### Goal:
Write the material out again exactly as it stands.

### Records supplied:
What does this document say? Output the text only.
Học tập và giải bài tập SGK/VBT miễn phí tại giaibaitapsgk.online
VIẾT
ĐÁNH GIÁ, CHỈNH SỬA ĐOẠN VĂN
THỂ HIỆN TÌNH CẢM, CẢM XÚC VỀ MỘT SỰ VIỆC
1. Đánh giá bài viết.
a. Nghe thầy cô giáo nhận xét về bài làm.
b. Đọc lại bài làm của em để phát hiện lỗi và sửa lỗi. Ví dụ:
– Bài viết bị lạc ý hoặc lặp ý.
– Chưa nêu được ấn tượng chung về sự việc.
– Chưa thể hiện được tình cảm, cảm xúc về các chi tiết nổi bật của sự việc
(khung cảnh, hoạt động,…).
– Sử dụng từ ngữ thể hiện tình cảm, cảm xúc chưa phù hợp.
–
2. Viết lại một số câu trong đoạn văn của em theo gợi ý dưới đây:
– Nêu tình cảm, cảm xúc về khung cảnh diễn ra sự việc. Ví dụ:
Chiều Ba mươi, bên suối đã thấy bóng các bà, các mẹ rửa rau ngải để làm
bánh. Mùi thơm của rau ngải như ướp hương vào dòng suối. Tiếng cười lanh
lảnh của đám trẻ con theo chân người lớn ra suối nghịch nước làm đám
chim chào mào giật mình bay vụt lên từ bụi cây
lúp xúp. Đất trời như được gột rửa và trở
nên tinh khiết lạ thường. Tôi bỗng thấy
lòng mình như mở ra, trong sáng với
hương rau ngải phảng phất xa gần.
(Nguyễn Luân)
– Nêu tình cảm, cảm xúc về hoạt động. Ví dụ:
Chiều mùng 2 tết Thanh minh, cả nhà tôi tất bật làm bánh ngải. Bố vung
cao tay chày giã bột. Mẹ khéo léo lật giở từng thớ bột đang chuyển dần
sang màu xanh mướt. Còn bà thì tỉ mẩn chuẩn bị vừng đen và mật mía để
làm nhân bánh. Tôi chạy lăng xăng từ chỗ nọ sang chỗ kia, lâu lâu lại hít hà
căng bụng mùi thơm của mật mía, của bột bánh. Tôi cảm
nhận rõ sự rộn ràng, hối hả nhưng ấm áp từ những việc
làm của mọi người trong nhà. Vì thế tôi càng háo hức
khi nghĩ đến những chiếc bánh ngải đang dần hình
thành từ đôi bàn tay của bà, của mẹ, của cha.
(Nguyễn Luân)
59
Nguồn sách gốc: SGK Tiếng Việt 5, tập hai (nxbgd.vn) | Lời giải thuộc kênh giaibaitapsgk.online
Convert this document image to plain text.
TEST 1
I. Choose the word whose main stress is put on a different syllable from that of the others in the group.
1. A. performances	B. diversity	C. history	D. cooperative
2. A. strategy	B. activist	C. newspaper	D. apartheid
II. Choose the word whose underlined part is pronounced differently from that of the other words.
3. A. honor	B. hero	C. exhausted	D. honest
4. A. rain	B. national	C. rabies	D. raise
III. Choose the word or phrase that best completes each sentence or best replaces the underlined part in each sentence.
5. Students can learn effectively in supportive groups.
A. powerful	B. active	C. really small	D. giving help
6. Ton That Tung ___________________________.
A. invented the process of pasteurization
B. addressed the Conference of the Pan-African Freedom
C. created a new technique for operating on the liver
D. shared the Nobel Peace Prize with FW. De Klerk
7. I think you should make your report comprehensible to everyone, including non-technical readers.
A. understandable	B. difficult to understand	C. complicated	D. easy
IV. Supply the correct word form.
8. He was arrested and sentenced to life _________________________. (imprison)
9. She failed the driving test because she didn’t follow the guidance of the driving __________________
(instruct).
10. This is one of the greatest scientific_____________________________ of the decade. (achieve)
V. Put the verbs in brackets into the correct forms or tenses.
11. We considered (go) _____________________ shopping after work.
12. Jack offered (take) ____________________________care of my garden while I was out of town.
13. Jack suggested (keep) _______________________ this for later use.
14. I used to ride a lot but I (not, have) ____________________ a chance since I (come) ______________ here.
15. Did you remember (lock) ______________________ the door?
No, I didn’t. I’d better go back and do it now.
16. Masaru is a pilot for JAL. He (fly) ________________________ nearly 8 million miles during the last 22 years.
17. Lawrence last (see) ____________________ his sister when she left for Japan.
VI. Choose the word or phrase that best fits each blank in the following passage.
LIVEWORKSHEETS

### Answer to the exercise:
What does this document say? Output the text only.
Học tập và giải bài tập SGK/VBT miễn phí tại giaibaitapsgk.online
VIẾT
ĐÁNH GIÁ, CHỈNH SỬA ĐOẠN VĂN
THỂ HIỆN TÌNH CẢM, CẢM XÚC VỀ MỘT SỰ VIỆC
1. Đánh giá bài viết.
a. Nghe thầy cô giáo nhận xét về bài làm.
b. Đọc lại bài làm của em để phát hiện lỗi và sửa lỗi. Ví dụ:
– Bài viết bị lạc ý hoặc lặp ý.
– Chưa nêu được ấn tượng chung về sự việc.
– Chưa thể hiện được tình cảm, cảm xúc về các chi tiết nổi bật của sự việc
(khung cảnh, hoạt động,…).
– Sử dụng từ ngữ thể hiện tình cảm, cảm xúc chưa phù hợp.
–
2. Viết lại một số câu trong đoạn văn của em theo gợi ý dưới đây:
– Nêu tình cảm, cảm xúc về khung cảnh diễn ra sự việc. Ví dụ:
Chiều Ba mươi, bên suối đã thấy bóng các bà, các mẹ rửa rau ngải để làm
bánh. Mùi thơm của rau ngải như ướp hương vào dòng suối. Tiếng cười lanh
lảnh của đám trẻ con theo chân người lớn ra suối nghịch nước làm đám
chim chào mào giật mình bay vụt lên từ bụi cây
lúp xúp. Đất trời như được gột rửa và trở
nên tinh khiết lạ thường. Tôi bỗng thấy
lòng mình như mở ra, trong sáng với
hương rau ngải phảng phất xa gần.
(Nguyễn Luân)
– Nêu tình cảm, cảm xúc về hoạt động. Ví dụ:
Chiều mùng 2 tết Thanh minh, cả nhà tôi tất bật làm bánh ngải. Bố vung
cao tay chày giã bột. Mẹ khéo léo lật giở từng thớ bột đang chuyển dần
sang màu xanh mướt. Còn bà thì tỉ mẩn chuẩn bị vừng đen và mật mía để
làm nhân bánh. Tôi chạy lăng xăng từ chỗ nọ sang chỗ kia, lâu lâu lại hít hà
căng bụng mùi thơm của mật mía, của bột bánh. Tôi cảm
nhận rõ sự rộn ràng, hối hả nhưng ấm áp từ những việc
làm của mọi người trong nhà. Vì thế tôi càng háo hức
khi nghĩ đến những chiếc bánh ngải đang dần hình
thành từ đôi bàn tay của bà, của mẹ, của cha.
(Nguyễn Luân)
59
Nguồn sách gốc: SGK Tiếng Việt 5, tập hai (nxbgd.vn) | Lời giải thuộc kênh giaibaitapsgk.online
Convert this document image to plain text.
TEST 1
I. Choose the word whose main stress is put on a different syllable from that of the others in the group.
1. A. performances	B. diversity	C. history	D. cooperative
2. A. strategy	B. activist	C. newspaper	D. apartheid
II. Choose the word whose underlined part is pronounced differently from that of the other words.
3. A. honor	B. hero	C. exhausted	D. honest
4. A. rain	B. national	C. rabies	D. raise
III. Choose the word or phrase that best completes each sentence or best replaces the underlined part in each sentence.
5. Students can learn effectively in supportive groups.
A. powerful	B. active	C. really small	D. giving help
6. Ton That Tung ___________________________.
A. invented the process of pasteurization
B. addressed the Conference of the Pan-African Freedom
C. created a new technique for operating on the liver
D. shared the Nobel Peace Prize with FW. De Klerk
7. I think you should make your report comprehensible to everyone, including non-technical readers.
A. understandable	B. difficult to understand	C. complicated	D. easy
IV. Supply the correct word form.
8. He was arrested and sentenced to life _________________________. (imprison)
9. She failed the driving test because she didn’t follow the guidance of the driving __________________
(instruct).
10. This is one of the greatest scientific_____________________________ of the decade. (achieve)
V. Put the verbs in brackets into the correct forms or tenses.
11. We considered (go) _____________________ shopping after work.
12. Jack offered (take) ____________________________care of my garden while I was out of town.
13. Jack suggested (keep) _______________________ this for later use.
14. I used to ride a lot but I (not, have) ____________________ a chance since I (come) ______________ here.
15. Did you remember (lock) ______________________ the door?
No, I didn’t. I’d better go back and do it now.
16. Masaru is a pilot for JAL. He (fly) ________________________ nearly 8 million miles during the last 22 years.
17. Lawrence last (see) ____________________ his sister when she left for Japan.
VI. Choose the word or phrase that best fits each blank in the following passage.
LIVEWORKSHEETS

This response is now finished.